JOB:
Tell how many lines in these records contain the string "특별판매", with only the number as the reply.

** BEGIN DATA FOR THIS TASK **

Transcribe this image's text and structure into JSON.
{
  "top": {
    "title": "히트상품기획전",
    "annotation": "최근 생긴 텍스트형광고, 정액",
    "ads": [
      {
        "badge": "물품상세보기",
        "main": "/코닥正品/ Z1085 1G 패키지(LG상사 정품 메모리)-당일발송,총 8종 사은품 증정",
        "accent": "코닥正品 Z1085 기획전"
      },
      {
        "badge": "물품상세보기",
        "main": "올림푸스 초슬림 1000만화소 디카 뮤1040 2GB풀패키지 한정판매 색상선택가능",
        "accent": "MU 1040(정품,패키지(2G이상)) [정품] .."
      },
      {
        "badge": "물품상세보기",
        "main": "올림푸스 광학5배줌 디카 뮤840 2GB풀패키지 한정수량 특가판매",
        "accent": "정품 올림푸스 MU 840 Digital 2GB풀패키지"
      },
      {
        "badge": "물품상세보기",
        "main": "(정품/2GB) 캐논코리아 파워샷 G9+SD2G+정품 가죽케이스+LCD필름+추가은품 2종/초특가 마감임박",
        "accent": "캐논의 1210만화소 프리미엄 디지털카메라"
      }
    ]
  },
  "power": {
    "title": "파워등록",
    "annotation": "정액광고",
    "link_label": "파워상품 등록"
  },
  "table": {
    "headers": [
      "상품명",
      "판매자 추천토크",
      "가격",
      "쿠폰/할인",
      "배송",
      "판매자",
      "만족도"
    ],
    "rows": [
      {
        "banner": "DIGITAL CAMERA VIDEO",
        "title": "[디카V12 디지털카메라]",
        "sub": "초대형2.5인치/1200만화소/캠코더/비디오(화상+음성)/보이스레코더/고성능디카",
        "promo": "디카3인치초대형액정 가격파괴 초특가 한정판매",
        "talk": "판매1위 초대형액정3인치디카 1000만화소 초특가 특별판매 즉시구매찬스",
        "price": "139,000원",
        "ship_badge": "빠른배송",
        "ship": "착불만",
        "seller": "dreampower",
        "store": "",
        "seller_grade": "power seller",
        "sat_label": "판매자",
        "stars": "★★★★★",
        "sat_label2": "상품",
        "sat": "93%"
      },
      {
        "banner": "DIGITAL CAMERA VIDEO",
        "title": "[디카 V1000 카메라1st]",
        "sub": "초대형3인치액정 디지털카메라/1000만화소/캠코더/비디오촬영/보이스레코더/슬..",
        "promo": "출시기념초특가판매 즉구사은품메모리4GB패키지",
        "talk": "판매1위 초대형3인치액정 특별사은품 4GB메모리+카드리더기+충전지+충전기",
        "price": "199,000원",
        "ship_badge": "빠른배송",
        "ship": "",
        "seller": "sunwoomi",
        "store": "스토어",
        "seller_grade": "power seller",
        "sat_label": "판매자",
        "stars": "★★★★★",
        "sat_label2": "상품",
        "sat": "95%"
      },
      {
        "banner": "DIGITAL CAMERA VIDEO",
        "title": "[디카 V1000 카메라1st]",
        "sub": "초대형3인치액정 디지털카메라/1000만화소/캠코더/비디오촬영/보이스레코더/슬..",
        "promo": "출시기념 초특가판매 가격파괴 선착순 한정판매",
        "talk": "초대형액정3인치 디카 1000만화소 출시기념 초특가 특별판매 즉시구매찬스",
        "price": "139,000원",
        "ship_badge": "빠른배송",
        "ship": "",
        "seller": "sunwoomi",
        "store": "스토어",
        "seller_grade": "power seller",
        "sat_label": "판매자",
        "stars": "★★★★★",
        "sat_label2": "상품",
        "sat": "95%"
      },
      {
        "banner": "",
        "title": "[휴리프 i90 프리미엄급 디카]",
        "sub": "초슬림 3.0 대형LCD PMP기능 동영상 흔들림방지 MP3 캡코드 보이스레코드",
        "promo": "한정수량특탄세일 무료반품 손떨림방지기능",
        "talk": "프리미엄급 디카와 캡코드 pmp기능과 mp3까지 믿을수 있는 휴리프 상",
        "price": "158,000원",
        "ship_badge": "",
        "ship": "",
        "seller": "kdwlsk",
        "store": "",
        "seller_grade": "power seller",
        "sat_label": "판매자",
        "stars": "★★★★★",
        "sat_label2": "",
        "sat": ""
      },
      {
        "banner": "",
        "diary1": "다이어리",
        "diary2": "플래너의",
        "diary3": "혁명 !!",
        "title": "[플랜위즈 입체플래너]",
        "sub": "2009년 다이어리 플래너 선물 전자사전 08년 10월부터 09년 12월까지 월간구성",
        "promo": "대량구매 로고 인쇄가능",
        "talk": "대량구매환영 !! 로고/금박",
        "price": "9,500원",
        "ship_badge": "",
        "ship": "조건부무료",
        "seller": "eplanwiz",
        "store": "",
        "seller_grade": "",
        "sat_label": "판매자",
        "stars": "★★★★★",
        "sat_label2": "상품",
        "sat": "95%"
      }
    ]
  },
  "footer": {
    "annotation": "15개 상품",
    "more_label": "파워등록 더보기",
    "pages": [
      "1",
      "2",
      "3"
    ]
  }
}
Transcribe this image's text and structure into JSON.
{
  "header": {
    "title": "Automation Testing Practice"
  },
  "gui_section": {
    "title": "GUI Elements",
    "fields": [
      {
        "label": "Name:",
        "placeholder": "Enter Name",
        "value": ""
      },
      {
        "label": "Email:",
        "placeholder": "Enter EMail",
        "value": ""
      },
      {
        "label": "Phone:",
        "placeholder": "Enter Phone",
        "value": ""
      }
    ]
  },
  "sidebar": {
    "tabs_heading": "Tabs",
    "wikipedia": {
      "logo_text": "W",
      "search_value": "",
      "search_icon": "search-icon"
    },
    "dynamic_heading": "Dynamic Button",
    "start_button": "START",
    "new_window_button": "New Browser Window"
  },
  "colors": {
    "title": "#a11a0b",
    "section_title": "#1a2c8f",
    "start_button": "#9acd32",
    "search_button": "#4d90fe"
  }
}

** END DATA FOR THIS TASK **

THE OUTPUT:
2